▸ OBJETIVOS
1 > En el artículo sobre el cambio de orden mundial, ¿en qué terminó el orden que trajo fascismos y totalitarismos en los años treinta del siglo pasado?
2 > Transcribe del artículo sobre el cambio de orden mundial todo el pasaje que va desde "Asistimos a un" hasta "de la Historia.".
3 > Prolonga el artículo sobre el cambio de orden mundial a partir de su última frase.

▸ EXTRACTO DE PÁGINA

####################

Artículo de Antonio Lara Ramos en Ideal.
Asistimos a un cambio de orden mundial de recorrido impredecible. El que trajo fascismos y totalitarismos en los años treinta del pasado siglo terminó en una enorme guerra. Hoy contemplamos la reconversión de los valores de la razón que propició la Ilustración, asentados tras la Segunda Guerra Mundial, a pesar de tantas convulsiones y catástrofes humanas acontecidas en los últimos dos siglos: ignominiosa esclavitud, colonialismos e imperialismos, guerras mundiales y otras muchas definitorias del discurrir de la Historia.
No seré yo, como historiador, quien construya el análisis de nuestra época, se encargarán quienes acceden a universidades para formarse como futuros historiadores, o alumnos de la escuela o, acaso, historiadores no nacidos. Los que vivimos el mundo de hoy somos espectadores y protagonistas de la Historia, como definía hace un siglo Lucien Fevbre al hombre. Nosotros, experimentadores de los hechos, quizás nos dejemos llevar por el corazón.

####################

▸ MATERIAL APORTADO
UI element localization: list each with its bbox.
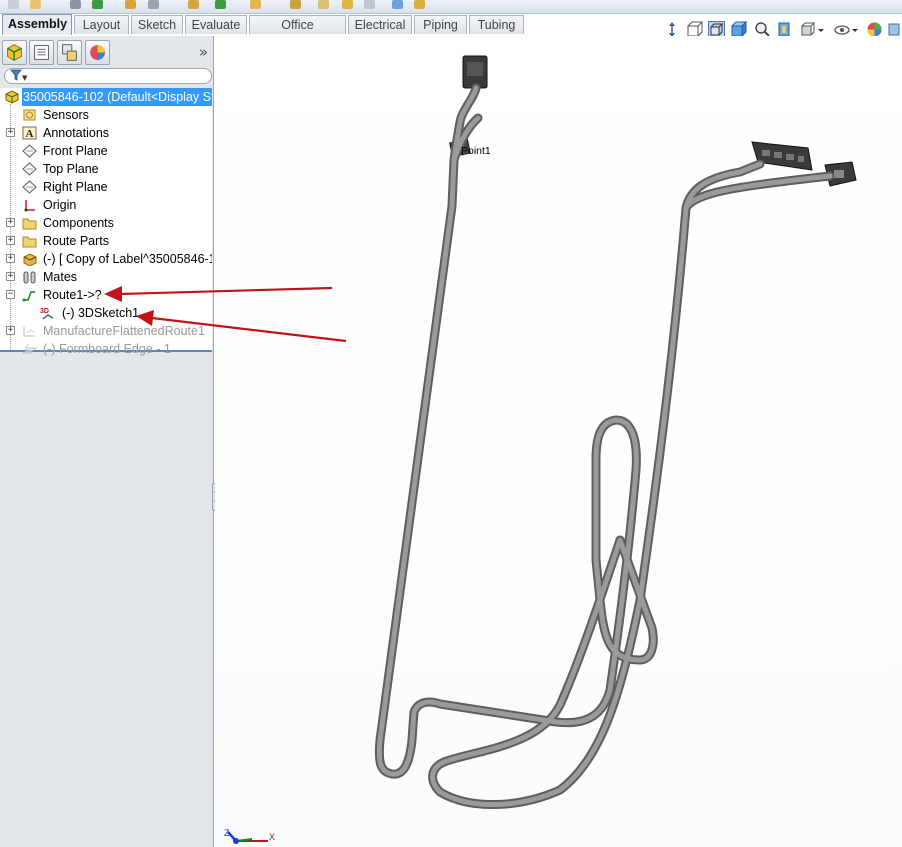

####################

▸ RESPUESTAS
1 > En una enorme guerra.

2 >
Asistimos a un cambio de orden mundial de recorrido impredecible. El que trajo fascismos y totalitarismos en los años treinta del pasado siglo terminó en una enorme guerra. Hoy contemplamos la reconversión de los valores de la razón que propició la Ilustración, asentados tras la Segunda Guerra Mundial, a pesar de tantas convulsiones y catástrofes humanas acontecidas en los últimos dos siglos: ignominiosa esclavitud, colonialismos e imperialismos, guerras mundiales y otras muchas definitorias del discurrir de la Historia.

3 >
La verdad en la Historia no existe, pero se aproxima cuando recurre a fuentes contrastadas y visiones interdisciplinares. En la investigación histórica no caben la opinión ni conjeturas o suposiciones, estas y el intrusismo la han dañado. En el tráfago de la búsqueda de la verdad histórica estamos mediatizados por la subjetividad, como expresaba Paul Ricoeur en su Historia y verdad: “Existe una subjetividad buena y una mala, y esperamos distinción de la buena y la mala subjetividad por el ejercicio mismo del oficio de historiador”.
En nuestro tiempo las relaciones internacionales han cambiado de paradigma o están en crisis: Derecho y tribunales internacionales saltando por los aires, igual que el ordenamiento humanitario —Declaración de Derechos Humanos—, organizaciones supranacionales en crisis —ONU, Unión Europea, etc.— o la economía globalizada colapsada frente a la sacudida de los aranceles impuestos por Estados Unidos. Mientras, el mundo rigiéndose por la ley del más fuerte, sin normas de Derecho, ni equilibrios multilaterales, solo imponiéndose con descaro violencia, guerra y explotación.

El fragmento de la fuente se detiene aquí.